=== MATERIAL FOR THE TASK ===

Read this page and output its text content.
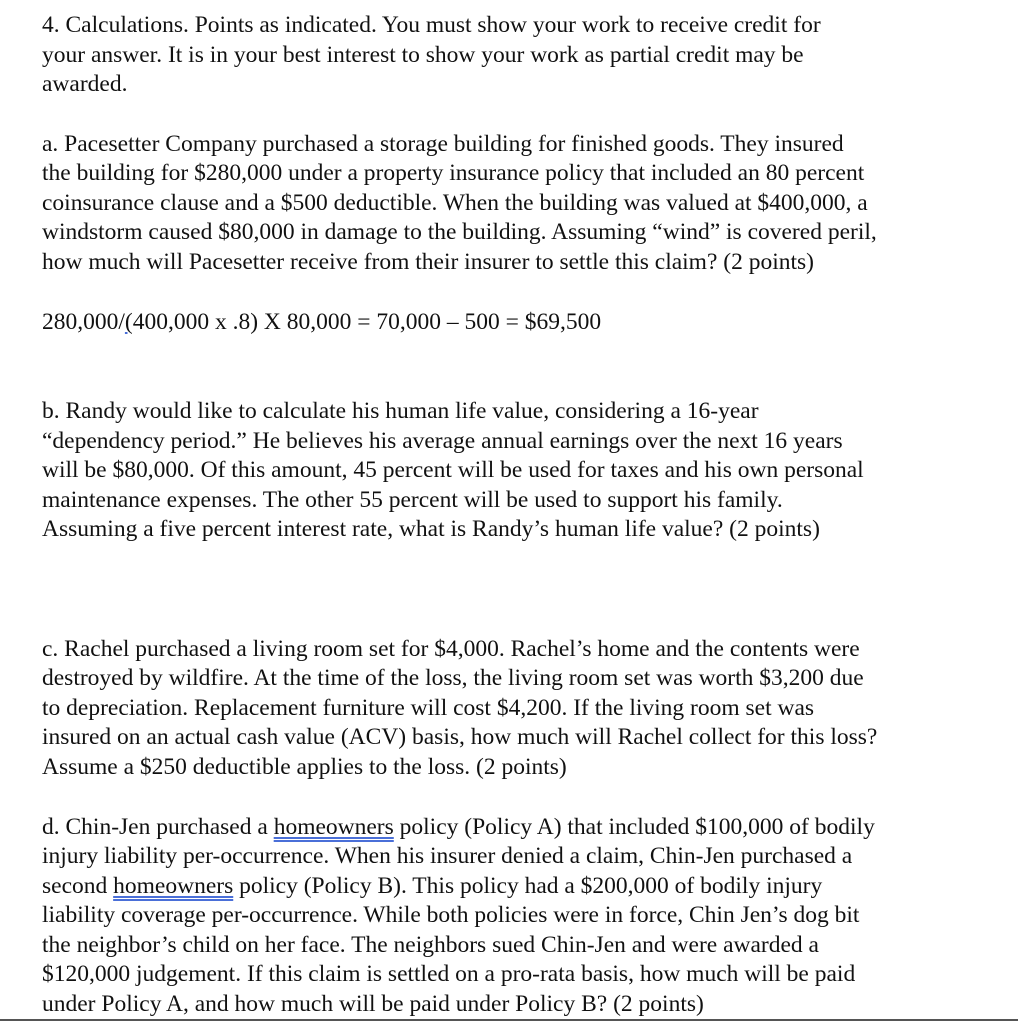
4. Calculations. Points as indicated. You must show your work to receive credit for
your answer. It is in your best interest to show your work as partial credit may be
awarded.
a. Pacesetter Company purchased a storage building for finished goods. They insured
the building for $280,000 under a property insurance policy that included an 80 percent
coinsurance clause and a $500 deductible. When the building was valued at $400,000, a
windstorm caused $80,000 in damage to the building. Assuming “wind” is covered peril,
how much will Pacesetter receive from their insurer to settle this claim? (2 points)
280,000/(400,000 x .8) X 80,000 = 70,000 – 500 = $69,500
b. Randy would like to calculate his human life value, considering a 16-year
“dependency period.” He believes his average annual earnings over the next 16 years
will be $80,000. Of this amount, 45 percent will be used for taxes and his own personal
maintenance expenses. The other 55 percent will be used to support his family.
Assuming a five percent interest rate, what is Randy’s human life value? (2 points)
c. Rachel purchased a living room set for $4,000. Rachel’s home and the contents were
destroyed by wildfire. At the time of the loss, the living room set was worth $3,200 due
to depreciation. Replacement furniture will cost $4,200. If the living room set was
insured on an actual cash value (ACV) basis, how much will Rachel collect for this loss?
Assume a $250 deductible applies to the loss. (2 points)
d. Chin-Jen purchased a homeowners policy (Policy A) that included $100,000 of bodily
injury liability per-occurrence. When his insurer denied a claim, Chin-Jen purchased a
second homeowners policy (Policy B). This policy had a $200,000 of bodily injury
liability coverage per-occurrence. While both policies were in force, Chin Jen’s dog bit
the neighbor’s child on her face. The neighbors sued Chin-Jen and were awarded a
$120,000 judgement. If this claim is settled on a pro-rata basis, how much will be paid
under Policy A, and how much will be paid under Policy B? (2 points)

===

* [YOUR INSTRUCTIONS]:
Reproduce each line from the records that contains the word "human".

* [THE RESULT]:
b. Randy would like to calculate his human life value, considering a 16-year
Assuming a five percent interest rate, what is Randy’s human life value? (2 points)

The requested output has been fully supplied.